What you will do: Pictures aside, repeat every entry exactly.
_ _ _ _ _
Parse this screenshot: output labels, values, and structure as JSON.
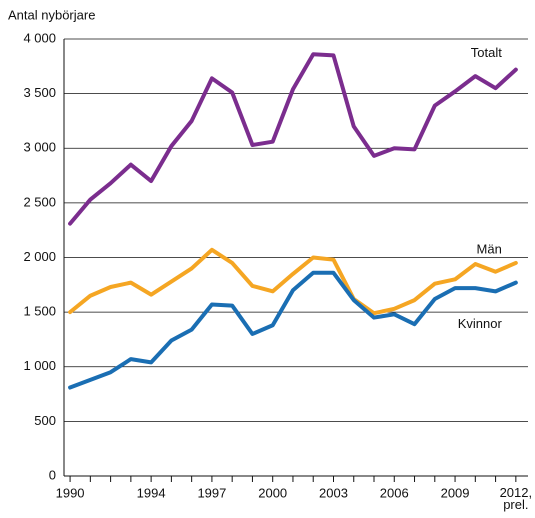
{
  "chart_data": {
    "type": "line",
    "y_label": "Antal nybörjare",
    "x": [
      1990,
      1991,
      1992,
      1993,
      1994,
      1995,
      1996,
      1997,
      1998,
      1999,
      2000,
      2001,
      2002,
      2003,
      2004,
      2005,
      2006,
      2007,
      2008,
      2009,
      2010,
      2011,
      2012
    ],
    "xlim": [
      1989.7,
      2012.6
    ],
    "xticks": [
      1990,
      1994,
      1997,
      2000,
      2003,
      2006,
      2009,
      {
        "value": 2012,
        "label": "2012,\nprel."
      }
    ],
    "ylim": [
      0,
      4000
    ],
    "yticks": [
      0,
      500,
      {
        "value": 1000,
        "label": "1 000"
      },
      {
        "value": 1500,
        "label": "1 500"
      },
      {
        "value": 2000,
        "label": "2 000"
      },
      {
        "value": 2500,
        "label": "2 500"
      },
      {
        "value": 3000,
        "label": "3 000"
      },
      {
        "value": 3500,
        "label": "3 500"
      },
      {
        "value": 4000,
        "label": "4 000"
      }
    ],
    "grid": true,
    "series": [
      {
        "name": "Totalt",
        "color": "#7b2d8e",
        "values": [
          2310,
          2530,
          2680,
          2850,
          2700,
          3020,
          3250,
          3640,
          3510,
          3030,
          3060,
          3540,
          3860,
          3850,
          3200,
          2930,
          3000,
          2990,
          3390,
          3520,
          3660,
          3550,
          3720
        ]
      },
      {
        "name": "Män",
        "color": "#f5a623",
        "values": [
          1500,
          1650,
          1730,
          1770,
          1660,
          1780,
          1900,
          2070,
          1950,
          1740,
          1690,
          1850,
          2000,
          1980,
          1620,
          1490,
          1530,
          1610,
          1760,
          1800,
          1940,
          1870,
          1950
        ]
      },
      {
        "name": "Kvinnor",
        "color": "#1a6eb3",
        "values": [
          810,
          880,
          950,
          1070,
          1040,
          1240,
          1340,
          1570,
          1560,
          1300,
          1380,
          1700,
          1860,
          1860,
          1610,
          1450,
          1480,
          1390,
          1620,
          1720,
          1720,
          1690,
          1770
        ]
      }
    ]
  }
}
_ _ _ _ _
Task answer:
Parse this screenshot: output labels, values, and structure as JSON.
{
  "chart_data": {
    "type": "line",
    "y_label": "Antal nybörjare",
    "x": [
      1990,
      1991,
      1992,
      1993,
      1994,
      1995,
      1996,
      1997,
      1998,
      1999,
      2000,
      2001,
      2002,
      2003,
      2004,
      2005,
      2006,
      2007,
      2008,
      2009,
      2010,
      2011,
      2012
    ],
    "xlim": [
      1989.7,
      2012.6
    ],
    "xticks": [
      1990,
      1994,
      1997,
      2000,
      2003,
      2006,
      2009,
      {
        "value": 2012,
        "label": "2012,\nprel."
      }
    ],
    "ylim": [
      0,
      4000
    ],
    "yticks": [
      0,
      500,
      {
        "value": 1000,
        "label": "1 000"
      },
      {
        "value": 1500,
        "label": "1 500"
      },
      {
        "value": 2000,
        "label": "2 000"
      },
      {
        "value": 2500,
        "label": "2 500"
      },
      {
        "value": 3000,
        "label": "3 000"
      },
      {
        "value": 3500,
        "label": "3 500"
      },
      {
        "value": 4000,
        "label": "4 000"
      }
    ],
    "grid": true,
    "series": [
      {
        "name": "Totalt",
        "color": "#7b2d8e",
        "values": [
          2310,
          2530,
          2680,
          2850,
          2700,
          3020,
          3250,
          3640,
          3510,
          3030,
          3060,
          3540,
          3860,
          3850,
          3200,
          2930,
          3000,
          2990,
          3390,
          3520,
          3660,
          3550,
          3720
        ]
      },
      {
        "name": "Män",
        "color": "#f5a623",
        "values": [
          1500,
          1650,
          1730,
          1770,
          1660,
          1780,
          1900,
          2070,
          1950,
          1740,
          1690,
          1850,
          2000,
          1980,
          1620,
          1490,
          1530,
          1610,
          1760,
          1800,
          1940,
          1870,
          1950
        ]
      },
      {
        "name": "Kvinnor",
        "color": "#1a6eb3",
        "values": [
          810,
          880,
          950,
          1070,
          1040,
          1240,
          1340,
          1570,
          1560,
          1300,
          1380,
          1700,
          1860,
          1860,
          1610,
          1450,
          1480,
          1390,
          1620,
          1720,
          1720,
          1690,
          1770
        ]
      }
    ]
  }
}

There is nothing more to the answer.